TASK DETAILS: Reproduce the material below line for line, leaving every word, number and punctuation mark unchanged.

•••••

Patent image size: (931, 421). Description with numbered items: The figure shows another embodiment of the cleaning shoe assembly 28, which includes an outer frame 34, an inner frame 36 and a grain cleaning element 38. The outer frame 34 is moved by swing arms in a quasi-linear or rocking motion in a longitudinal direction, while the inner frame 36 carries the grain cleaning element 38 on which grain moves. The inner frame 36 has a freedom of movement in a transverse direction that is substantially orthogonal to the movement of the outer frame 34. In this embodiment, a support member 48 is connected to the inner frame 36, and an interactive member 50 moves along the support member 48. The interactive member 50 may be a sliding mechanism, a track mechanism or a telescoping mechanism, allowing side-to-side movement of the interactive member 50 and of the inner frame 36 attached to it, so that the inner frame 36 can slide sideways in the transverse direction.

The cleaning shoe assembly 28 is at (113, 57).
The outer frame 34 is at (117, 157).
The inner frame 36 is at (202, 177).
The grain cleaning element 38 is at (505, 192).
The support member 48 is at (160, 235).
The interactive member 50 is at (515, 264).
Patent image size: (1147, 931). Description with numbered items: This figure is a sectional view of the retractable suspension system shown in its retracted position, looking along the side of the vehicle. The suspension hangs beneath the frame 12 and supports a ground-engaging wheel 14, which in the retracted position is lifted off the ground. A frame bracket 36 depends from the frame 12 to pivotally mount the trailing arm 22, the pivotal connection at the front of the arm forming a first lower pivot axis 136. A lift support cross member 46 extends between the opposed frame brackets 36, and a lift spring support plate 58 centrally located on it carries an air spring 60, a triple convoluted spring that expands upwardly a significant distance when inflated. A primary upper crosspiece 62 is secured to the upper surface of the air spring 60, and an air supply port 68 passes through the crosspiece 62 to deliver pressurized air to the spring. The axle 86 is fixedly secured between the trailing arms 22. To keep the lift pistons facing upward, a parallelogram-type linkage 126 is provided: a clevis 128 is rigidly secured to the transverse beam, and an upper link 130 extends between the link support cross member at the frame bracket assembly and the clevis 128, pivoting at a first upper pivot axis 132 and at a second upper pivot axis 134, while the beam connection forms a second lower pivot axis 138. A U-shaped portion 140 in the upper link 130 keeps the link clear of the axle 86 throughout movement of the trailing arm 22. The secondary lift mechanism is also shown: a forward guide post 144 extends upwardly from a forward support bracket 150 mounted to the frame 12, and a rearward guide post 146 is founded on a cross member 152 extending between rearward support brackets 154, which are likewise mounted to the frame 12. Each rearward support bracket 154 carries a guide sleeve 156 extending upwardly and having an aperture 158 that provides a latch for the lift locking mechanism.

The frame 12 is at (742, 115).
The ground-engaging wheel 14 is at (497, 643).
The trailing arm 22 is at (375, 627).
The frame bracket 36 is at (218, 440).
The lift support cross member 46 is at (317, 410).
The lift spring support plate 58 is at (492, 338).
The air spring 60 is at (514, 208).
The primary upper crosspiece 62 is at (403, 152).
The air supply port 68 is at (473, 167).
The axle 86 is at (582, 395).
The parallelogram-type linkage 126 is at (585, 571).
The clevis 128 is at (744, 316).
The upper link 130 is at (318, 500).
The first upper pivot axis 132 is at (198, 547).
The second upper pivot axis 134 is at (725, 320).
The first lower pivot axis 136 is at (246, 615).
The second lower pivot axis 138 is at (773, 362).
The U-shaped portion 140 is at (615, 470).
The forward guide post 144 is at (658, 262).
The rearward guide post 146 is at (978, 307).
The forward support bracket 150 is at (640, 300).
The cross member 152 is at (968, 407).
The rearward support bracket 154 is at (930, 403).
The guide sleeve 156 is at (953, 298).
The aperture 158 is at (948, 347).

•••••

RESULT OF THE TASK:
Patent image size: (931, 421). Description with numbered items: The figure shows another embodiment of the cleaning shoe assembly 28, which includes an outer frame 34, an inner frame 36 and a grain cleaning element 38. The outer frame 34 is moved by swing arms in a quasi-linear or rocking motion in a longitudinal direction, while the inner frame 36 carries the grain cleaning element 38 on which grain moves. The inner frame 36 has a freedom of movement in a transverse direction that is substantially orthogonal to the movement of the outer frame 34. In this embodiment, a support member 48 is connected to the inner frame 36, and an interactive member 50 moves along the support member 48. The interactive member 50 may be a sliding mechanism, a track mechanism or a telescoping mechanism, allowing side-to-side movement of the interactive member 50 and of the inner frame 36 attached to it, so that the inner frame 36 can slide sideways in the transverse direction.

The cleaning shoe assembly 28 is at (113, 57).
The outer frame 34 is at (117, 157).
The inner frame 36 is at (202, 177).
The grain cleaning element 38 is at (505, 192).
The support member 48 is at (160, 235).
The interactive member 50 is at (515, 264).
Patent image size: (1147, 931). Description with numbered items: This figure is a sectional view of the retractable suspension system shown in its retracted position, looking along the side of the vehicle. The suspension hangs beneath the frame 12 and supports a ground-engaging wheel 14, which in the retracted position is lifted off the ground. A frame bracket 36 depends from the frame 12 to pivotally mount the trailing arm 22, the pivotal connection at the front of the arm forming a first lower pivot axis 136. A lift support cross member 46 extends between the opposed frame brackets 36, and a lift spring support plate 58 centrally located on it carries an air spring 60, a triple convoluted spring that expands upwardly a significant distance when inflated. A primary upper crosspiece 62 is secured to the upper surface of the air spring 60, and an air supply port 68 passes through the crosspiece 62 to deliver pressurized air to the spring. The axle 86 is fixedly secured between the trailing arms 22. To keep the lift pistons facing upward, a parallelogram-type linkage 126 is provided: a clevis 128 is rigidly secured to the transverse beam, and an upper link 130 extends between the link support cross member at the frame bracket assembly and the clevis 128, pivoting at a first upper pivot axis 132 and at a second upper pivot axis 134, while the beam connection forms a second lower pivot axis 138. A U-shaped portion 140 in the upper link 130 keeps the link clear of the axle 86 throughout movement of the trailing arm 22. The secondary lift mechanism is also shown: a forward guide post 144 extends upwardly from a forward support bracket 150 mounted to the frame 12, and a rearward guide post 146 is founded on a cross member 152 extending between rearward support brackets 154, which are likewise mounted to the frame 12. Each rearward support bracket 154 carries a guide sleeve 156 extending upwardly and having an aperture 158 that provides a latch for the lift locking mechanism.

The frame 12 is at (742, 115).
The ground-engaging wheel 14 is at (497, 643).
The trailing arm 22 is at (375, 627).
The frame bracket 36 is at (218, 440).
The lift support cross member 46 is at (317, 410).
The lift spring support plate 58 is at (492, 338).
The air spring 60 is at (514, 208).
The primary upper crosspiece 62 is at (403, 152).
The air supply port 68 is at (473, 167).
The axle 86 is at (582, 395).
The parallelogram-type linkage 126 is at (585, 571).
The clevis 128 is at (744, 316).
The upper link 130 is at (318, 500).
The first upper pivot axis 132 is at (198, 547).
The second upper pivot axis 134 is at (725, 320).
The first lower pivot axis 136 is at (246, 615).
The second lower pivot axis 138 is at (773, 362).
The U-shaped portion 140 is at (615, 470).
The forward guide post 144 is at (658, 262).
The rearward guide post 146 is at (978, 307).
The forward support bracket 150 is at (640, 300).
The cross member 152 is at (968, 407).
The rearward support bracket 154 is at (930, 403).
The guide sleeve 156 is at (953, 298).
The aperture 158 is at (948, 347).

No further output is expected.